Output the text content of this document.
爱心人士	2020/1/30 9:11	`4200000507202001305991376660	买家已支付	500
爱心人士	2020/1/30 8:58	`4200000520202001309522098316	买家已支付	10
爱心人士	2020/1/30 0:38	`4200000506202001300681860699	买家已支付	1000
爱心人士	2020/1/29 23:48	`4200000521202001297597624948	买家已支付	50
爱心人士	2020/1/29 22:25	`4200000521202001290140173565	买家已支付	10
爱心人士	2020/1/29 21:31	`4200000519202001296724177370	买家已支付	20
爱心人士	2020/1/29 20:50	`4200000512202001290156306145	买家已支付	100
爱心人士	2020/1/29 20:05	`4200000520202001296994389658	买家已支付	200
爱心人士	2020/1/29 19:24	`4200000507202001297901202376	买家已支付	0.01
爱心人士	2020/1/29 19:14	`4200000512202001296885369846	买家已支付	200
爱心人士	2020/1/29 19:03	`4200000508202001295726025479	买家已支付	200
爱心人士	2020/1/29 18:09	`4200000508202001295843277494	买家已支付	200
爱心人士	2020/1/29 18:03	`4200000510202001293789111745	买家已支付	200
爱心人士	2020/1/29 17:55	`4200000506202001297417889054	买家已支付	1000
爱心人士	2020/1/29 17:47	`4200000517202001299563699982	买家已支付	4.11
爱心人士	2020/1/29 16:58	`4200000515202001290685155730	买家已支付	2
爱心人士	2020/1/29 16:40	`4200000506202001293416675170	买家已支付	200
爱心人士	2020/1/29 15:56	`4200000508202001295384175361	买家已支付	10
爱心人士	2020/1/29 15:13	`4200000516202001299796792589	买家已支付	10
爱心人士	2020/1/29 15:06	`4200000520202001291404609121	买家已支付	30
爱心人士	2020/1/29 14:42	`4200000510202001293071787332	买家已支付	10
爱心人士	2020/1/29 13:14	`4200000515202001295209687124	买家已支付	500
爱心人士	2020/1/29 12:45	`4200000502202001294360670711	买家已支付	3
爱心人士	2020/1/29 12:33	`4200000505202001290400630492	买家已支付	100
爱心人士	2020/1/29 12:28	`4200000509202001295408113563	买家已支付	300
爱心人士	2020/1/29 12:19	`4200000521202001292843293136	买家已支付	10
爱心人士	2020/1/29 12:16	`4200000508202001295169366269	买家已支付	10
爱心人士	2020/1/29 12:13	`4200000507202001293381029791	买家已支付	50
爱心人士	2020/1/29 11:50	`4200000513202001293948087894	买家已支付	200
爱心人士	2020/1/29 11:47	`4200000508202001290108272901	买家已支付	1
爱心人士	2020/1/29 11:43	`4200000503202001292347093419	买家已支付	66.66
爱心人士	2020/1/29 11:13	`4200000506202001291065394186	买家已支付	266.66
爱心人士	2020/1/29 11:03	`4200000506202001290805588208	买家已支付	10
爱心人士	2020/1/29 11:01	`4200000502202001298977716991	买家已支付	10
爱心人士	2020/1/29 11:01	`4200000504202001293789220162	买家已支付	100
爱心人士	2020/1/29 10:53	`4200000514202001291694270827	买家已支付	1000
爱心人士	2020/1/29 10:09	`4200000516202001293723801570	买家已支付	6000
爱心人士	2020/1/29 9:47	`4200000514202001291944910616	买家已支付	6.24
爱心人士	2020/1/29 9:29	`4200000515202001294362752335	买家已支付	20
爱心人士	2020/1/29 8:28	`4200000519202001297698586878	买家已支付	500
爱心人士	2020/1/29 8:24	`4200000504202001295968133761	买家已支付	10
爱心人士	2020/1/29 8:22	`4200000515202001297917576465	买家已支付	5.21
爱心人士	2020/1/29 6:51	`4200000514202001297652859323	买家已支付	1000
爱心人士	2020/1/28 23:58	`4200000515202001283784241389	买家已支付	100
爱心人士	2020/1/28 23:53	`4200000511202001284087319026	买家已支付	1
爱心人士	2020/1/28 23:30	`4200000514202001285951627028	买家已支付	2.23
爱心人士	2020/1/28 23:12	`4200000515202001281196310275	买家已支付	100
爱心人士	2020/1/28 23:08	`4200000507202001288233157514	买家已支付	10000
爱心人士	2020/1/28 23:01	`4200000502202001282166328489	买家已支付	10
****
◆ WORK TO COMPLETE
What do the records say? Quote them all exactly.

◆ RESPONSE TO THE EXERCISE
Output the text content of this document.
爱心人士	2020/1/30 9:11	`4200000507202001305991376660	买家已支付	500
爱心人士	2020/1/30 8:58	`4200000520202001309522098316	买家已支付	10
爱心人士	2020/1/30 0:38	`4200000506202001300681860699	买家已支付	1000
爱心人士	2020/1/29 23:48	`4200000521202001297597624948	买家已支付	50
爱心人士	2020/1/29 22:25	`4200000521202001290140173565	买家已支付	10
爱心人士	2020/1/29 21:31	`4200000519202001296724177370	买家已支付	20
爱心人士	2020/1/29 20:50	`4200000512202001290156306145	买家已支付	100
爱心人士	2020/1/29 20:05	`4200000520202001296994389658	买家已支付	200
爱心人士	2020/1/29 19:24	`4200000507202001297901202376	买家已支付	0.01
爱心人士	2020/1/29 19:14	`4200000512202001296885369846	买家已支付	200
爱心人士	2020/1/29 19:03	`4200000508202001295726025479	买家已支付	200
爱心人士	2020/1/29 18:09	`4200000508202001295843277494	买家已支付	200
爱心人士	2020/1/29 18:03	`4200000510202001293789111745	买家已支付	200
爱心人士	2020/1/29 17:55	`4200000506202001297417889054	买家已支付	1000
爱心人士	2020/1/29 17:47	`4200000517202001299563699982	买家已支付	4.11
爱心人士	2020/1/29 16:58	`4200000515202001290685155730	买家已支付	2
爱心人士	2020/1/29 16:40	`4200000506202001293416675170	买家已支付	200
爱心人士	2020/1/29 15:56	`4200000508202001295384175361	买家已支付	10
爱心人士	2020/1/29 15:13	`4200000516202001299796792589	买家已支付	10
爱心人士	2020/1/29 15:06	`4200000520202001291404609121	买家已支付	30
爱心人士	2020/1/29 14:42	`4200000510202001293071787332	买家已支付	10
爱心人士	2020/1/29 13:14	`4200000515202001295209687124	买家已支付	500
爱心人士	2020/1/29 12:45	`4200000502202001294360670711	买家已支付	3
爱心人士	2020/1/29 12:33	`4200000505202001290400630492	买家已支付	100
爱心人士	2020/1/29 12:28	`4200000509202001295408113563	买家已支付	300
爱心人士	2020/1/29 12:19	`4200000521202001292843293136	买家已支付	10
爱心人士	2020/1/29 12:16	`4200000508202001295169366269	买家已支付	10
爱心人士	2020/1/29 12:13	`4200000507202001293381029791	买家已支付	50
爱心人士	2020/1/29 11:50	`4200000513202001293948087894	买家已支付	200
爱心人士	2020/1/29 11:47	`4200000508202001290108272901	买家已支付	1
爱心人士	2020/1/29 11:43	`4200000503202001292347093419	买家已支付	66.66
爱心人士	2020/1/29 11:13	`4200000506202001291065394186	买家已支付	266.66
爱心人士	2020/1/29 11:03	`4200000506202001290805588208	买家已支付	10
爱心人士	2020/1/29 11:01	`4200000502202001298977716991	买家已支付	10
爱心人士	2020/1/29 11:01	`4200000504202001293789220162	买家已支付	100
爱心人士	2020/1/29 10:53	`4200000514202001291694270827	买家已支付	1000
爱心人士	2020/1/29 10:09	`4200000516202001293723801570	买家已支付	6000
爱心人士	2020/1/29 9:47	`4200000514202001291944910616	买家已支付	6.24
爱心人士	2020/1/29 9:29	`4200000515202001294362752335	买家已支付	20
爱心人士	2020/1/29 8:28	`4200000519202001297698586878	买家已支付	500
爱心人士	2020/1/29 8:24	`4200000504202001295968133761	买家已支付	10
爱心人士	2020/1/29 8:22	`4200000515202001297917576465	买家已支付	5.21
爱心人士	2020/1/29 6:51	`4200000514202001297652859323	买家已支付	1000
爱心人士	2020/1/28 23:58	`4200000515202001283784241389	买家已支付	100
爱心人士	2020/1/28 23:53	`4200000511202001284087319026	买家已支付	1
爱心人士	2020/1/28 23:30	`4200000514202001285951627028	买家已支付	2.23
爱心人士	2020/1/28 23:12	`4200000515202001281196310275	买家已支付	100
爱心人士	2020/1/28 23:08	`4200000507202001288233157514	买家已支付	10000
爱心人士	2020/1/28 23:01	`4200000502202001282166328489	买家已支付	10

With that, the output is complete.